◆ **REQUIREMENTS**
Wherever the string "from" appears in a line, extract that line.

** Begin RECORDS SHOWN **

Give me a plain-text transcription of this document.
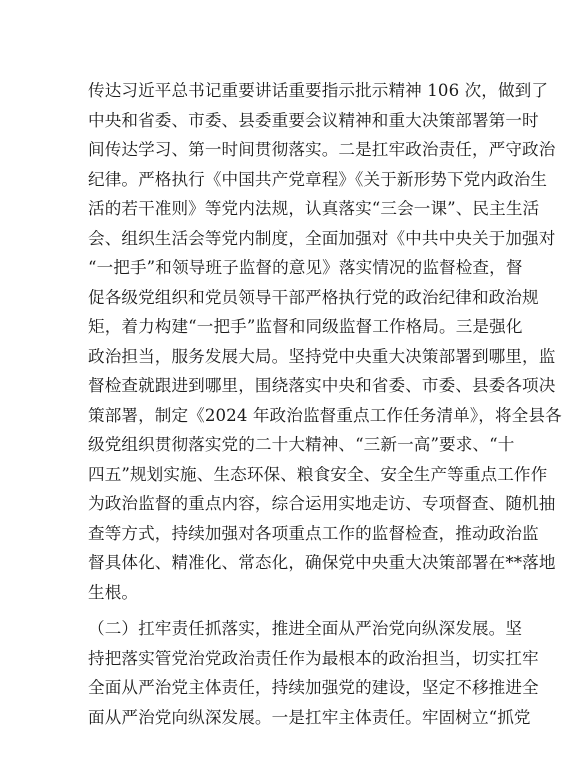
传达习近平总书记重要讲话重要指示批示精神 106 次，做到了
中央和省委、市委、县委重要会议精神和重大决策部署第一时
间传达学习、第一时间贯彻落实。二是扛牢政治责任，严守政治
纪律。严格执行《中国共产党章程》《关于新形势下党内政治生
活的若干准则》等党内法规，认真落实“三会一课”、民主生活
会、组织生活会等党内制度，全面加强对《中共中央关于加强对
“一把手”和领导班子监督的意见》落实情况的监督检查，督
促各级党组织和党员领导干部严格执行党的政治纪律和政治规
矩，着力构建“一把手”监督和同级监督工作格局。三是强化
政治担当，服务发展大局。坚持党中央重大决策部署到哪里，监
督检查就跟进到哪里，围绕落实中央和省委、市委、县委各项决
策部署，制定《2024 年政治监督重点工作任务清单》，将全县各
级党组织贯彻落实党的二十大精神、“三新一高”要求、“十
四五”规划实施、生态环保、粮食安全、安全生产等重点工作作
为政治监督的重点内容，综合运用实地走访、专项督查、随机抽
查等方式，持续加强对各项重点工作的监督检查，推动政治监
督具体化、精准化、常态化，确保党中央重大决策部署在**落地
生根。
（二）扛牢责任抓落实，推进全面从严治党向纵深发展。坚
持把落实管党治党政治责任作为最根本的政治担当，切实扛牢
全面从严治党主体责任，持续加强党的建设，坚定不移推进全
面从严治党向纵深发展。一是扛牢主体责任。牢固树立“抓党
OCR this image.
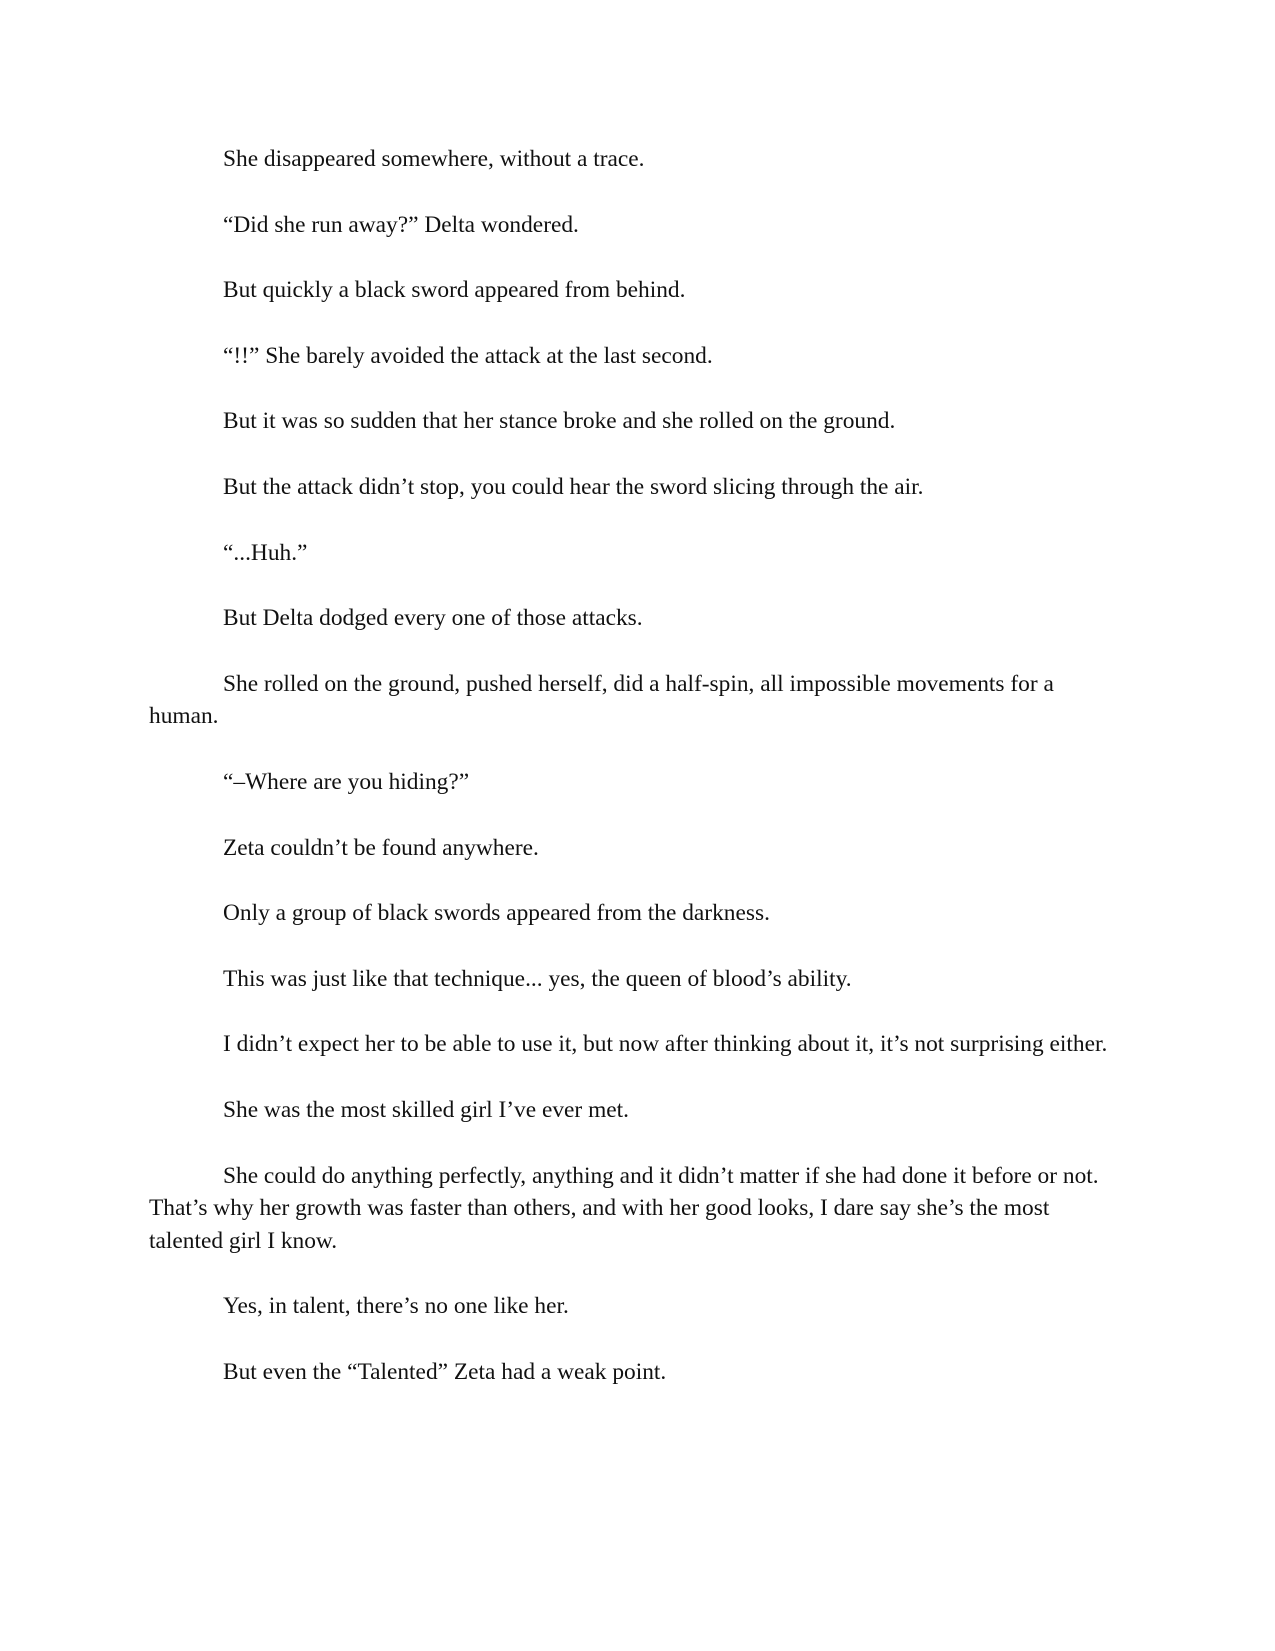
She disappeared somewhere, without a trace.

“Did she run away?” Delta wondered.

But quickly a black sword appeared from behind.

“!!” She barely avoided the attack at the last second.

But it was so sudden that her stance broke and she rolled on the ground.

But the attack didn’t stop, you could hear the sword slicing through the air.

“...Huh.”

But Delta dodged every one of those attacks.

She rolled on the ground, pushed herself, did a half-spin, all impossible movements for a human.

“–Where are you hiding?”

Zeta couldn’t be found anywhere.

Only a group of black swords appeared from the darkness.

This was just like that technique... yes, the queen of blood’s ability.

I didn’t expect her to be able to use it, but now after thinking about it, it’s not surprising either.

She was the most skilled girl I’ve ever met.

She could do anything perfectly, anything and it didn’t matter if she had done it before or not. That’s why her growth was faster than others, and with her good looks, I dare say she’s the most talented girl I know.

Yes, in talent, there’s no one like her.

But even the “Talented” Zeta had a weak point.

** End RECORDS SHOWN **

◆ **RESPONSE BELOW**
But quickly a black sword appeared from behind.
Only a group of black swords appeared from the darkness.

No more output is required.